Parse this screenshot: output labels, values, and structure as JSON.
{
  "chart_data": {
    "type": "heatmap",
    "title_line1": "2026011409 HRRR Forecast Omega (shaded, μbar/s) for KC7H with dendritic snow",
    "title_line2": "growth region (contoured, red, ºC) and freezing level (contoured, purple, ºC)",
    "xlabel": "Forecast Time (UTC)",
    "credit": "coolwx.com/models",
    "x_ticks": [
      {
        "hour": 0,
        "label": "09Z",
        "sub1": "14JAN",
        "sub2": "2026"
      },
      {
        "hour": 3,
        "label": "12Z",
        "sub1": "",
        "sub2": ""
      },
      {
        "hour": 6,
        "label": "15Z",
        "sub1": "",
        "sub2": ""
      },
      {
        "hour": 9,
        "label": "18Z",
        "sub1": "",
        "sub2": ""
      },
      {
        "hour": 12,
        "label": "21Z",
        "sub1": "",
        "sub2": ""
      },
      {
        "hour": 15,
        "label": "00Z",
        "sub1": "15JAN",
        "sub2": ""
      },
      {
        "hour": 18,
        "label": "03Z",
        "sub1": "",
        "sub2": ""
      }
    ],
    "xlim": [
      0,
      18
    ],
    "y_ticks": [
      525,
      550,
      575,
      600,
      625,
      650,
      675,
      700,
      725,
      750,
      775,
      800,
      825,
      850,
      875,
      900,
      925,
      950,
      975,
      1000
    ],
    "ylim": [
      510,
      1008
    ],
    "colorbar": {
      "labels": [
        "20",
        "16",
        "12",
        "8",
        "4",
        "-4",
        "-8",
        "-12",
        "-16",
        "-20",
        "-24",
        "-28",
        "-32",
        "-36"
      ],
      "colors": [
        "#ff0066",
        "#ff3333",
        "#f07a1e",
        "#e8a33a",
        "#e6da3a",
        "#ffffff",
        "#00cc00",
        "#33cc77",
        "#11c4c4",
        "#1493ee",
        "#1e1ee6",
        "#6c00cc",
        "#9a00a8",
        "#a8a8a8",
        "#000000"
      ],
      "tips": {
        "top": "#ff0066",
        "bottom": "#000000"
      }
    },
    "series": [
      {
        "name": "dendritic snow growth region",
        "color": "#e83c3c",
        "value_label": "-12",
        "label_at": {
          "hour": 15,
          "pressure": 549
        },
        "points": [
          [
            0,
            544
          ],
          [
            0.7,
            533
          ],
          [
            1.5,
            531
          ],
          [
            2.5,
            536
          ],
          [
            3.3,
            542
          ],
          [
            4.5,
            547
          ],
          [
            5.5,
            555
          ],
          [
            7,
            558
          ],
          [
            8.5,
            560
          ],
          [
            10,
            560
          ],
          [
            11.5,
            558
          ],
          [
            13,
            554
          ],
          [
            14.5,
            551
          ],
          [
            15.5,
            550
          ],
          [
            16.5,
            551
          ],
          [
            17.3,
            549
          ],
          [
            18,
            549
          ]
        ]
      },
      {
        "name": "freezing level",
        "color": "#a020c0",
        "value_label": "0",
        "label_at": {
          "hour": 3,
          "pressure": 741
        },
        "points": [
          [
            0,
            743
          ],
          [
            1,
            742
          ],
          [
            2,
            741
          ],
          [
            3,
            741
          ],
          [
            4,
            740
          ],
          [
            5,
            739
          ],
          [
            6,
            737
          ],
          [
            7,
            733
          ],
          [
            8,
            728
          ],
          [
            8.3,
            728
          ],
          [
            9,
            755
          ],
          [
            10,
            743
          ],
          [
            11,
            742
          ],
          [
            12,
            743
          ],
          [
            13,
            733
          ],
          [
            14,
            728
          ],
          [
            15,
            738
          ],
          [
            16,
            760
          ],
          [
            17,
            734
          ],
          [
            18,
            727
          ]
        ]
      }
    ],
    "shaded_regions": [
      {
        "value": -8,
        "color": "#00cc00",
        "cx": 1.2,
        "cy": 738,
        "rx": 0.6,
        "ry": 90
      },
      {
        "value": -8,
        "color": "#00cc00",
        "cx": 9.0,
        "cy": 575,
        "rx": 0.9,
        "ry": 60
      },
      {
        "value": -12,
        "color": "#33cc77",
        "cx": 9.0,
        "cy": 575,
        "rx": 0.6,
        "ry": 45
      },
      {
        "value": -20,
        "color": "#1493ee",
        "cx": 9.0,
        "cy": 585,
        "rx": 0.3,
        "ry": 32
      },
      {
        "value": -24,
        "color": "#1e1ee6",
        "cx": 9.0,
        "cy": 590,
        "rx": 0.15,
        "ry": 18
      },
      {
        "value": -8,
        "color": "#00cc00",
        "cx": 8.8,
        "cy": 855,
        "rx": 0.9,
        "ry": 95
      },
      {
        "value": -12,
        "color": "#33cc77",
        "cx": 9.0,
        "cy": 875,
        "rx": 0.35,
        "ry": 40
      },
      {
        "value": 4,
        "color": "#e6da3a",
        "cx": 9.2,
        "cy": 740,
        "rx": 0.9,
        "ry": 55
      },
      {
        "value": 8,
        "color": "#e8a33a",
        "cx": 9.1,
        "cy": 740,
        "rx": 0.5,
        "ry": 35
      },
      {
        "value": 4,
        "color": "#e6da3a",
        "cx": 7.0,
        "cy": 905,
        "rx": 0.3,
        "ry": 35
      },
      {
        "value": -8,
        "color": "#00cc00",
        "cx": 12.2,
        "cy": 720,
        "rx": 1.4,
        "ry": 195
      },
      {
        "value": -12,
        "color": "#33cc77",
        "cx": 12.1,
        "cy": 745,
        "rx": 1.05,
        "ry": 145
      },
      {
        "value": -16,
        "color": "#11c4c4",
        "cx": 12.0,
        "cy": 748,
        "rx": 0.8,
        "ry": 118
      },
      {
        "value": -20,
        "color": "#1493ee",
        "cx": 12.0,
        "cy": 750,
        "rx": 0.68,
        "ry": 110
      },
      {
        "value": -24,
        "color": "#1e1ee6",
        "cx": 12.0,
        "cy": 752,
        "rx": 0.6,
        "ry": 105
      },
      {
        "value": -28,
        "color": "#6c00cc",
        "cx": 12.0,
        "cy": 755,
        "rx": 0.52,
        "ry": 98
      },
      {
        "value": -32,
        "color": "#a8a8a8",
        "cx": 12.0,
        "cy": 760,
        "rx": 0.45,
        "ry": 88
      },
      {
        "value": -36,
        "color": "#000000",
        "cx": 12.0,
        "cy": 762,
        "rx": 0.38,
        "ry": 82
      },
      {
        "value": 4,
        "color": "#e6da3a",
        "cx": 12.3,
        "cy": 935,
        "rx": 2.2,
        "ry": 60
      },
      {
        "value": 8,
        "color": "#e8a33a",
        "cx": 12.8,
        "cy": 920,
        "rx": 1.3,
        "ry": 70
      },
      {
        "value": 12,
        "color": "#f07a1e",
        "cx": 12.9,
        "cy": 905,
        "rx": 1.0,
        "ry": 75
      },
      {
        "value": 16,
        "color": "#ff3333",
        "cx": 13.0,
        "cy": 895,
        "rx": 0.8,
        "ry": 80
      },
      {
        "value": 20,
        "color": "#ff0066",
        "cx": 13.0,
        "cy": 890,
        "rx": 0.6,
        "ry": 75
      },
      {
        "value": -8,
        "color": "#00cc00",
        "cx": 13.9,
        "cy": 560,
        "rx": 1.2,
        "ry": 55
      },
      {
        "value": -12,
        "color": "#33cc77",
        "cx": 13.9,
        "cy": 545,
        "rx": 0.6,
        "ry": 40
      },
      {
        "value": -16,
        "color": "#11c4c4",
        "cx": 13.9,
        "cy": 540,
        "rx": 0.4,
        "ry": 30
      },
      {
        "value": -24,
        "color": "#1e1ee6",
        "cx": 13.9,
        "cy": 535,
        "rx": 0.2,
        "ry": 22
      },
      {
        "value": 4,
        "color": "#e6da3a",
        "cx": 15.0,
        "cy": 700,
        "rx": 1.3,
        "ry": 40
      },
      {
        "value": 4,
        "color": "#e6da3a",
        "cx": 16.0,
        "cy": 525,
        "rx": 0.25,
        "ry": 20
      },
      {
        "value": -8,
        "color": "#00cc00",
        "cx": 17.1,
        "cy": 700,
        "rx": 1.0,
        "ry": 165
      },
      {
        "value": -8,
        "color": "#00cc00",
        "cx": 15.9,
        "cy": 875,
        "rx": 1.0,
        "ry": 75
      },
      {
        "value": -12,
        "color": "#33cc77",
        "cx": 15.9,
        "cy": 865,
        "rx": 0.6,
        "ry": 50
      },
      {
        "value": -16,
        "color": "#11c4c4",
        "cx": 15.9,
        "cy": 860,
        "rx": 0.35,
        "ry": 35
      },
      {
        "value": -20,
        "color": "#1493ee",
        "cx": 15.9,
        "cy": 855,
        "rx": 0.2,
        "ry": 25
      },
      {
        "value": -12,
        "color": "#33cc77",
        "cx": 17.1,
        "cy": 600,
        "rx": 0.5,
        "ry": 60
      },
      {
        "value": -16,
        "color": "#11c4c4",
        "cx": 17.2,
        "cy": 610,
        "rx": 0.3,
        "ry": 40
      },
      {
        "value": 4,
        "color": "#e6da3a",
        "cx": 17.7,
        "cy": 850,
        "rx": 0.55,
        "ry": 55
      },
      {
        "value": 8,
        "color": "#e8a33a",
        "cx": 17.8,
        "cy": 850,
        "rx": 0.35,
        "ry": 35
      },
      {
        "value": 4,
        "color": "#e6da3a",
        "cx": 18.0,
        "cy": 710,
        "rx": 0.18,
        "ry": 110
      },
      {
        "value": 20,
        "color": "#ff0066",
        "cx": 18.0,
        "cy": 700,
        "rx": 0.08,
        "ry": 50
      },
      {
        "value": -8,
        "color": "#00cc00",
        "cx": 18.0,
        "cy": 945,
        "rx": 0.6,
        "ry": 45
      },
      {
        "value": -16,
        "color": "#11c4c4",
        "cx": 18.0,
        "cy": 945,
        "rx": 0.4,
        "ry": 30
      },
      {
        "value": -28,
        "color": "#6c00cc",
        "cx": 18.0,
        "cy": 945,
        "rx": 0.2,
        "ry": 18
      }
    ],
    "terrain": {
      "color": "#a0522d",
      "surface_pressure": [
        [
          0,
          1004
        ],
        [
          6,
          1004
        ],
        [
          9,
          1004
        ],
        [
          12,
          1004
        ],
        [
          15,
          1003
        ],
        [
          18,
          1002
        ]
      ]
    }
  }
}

• • • • • • •

WORK INSTRUCTIONS — Pull out the lines above in which the word "name" appears.

ANSWER TO THE TASK —
        "name": "dendritic snow growth region",
        "name": "freezing level",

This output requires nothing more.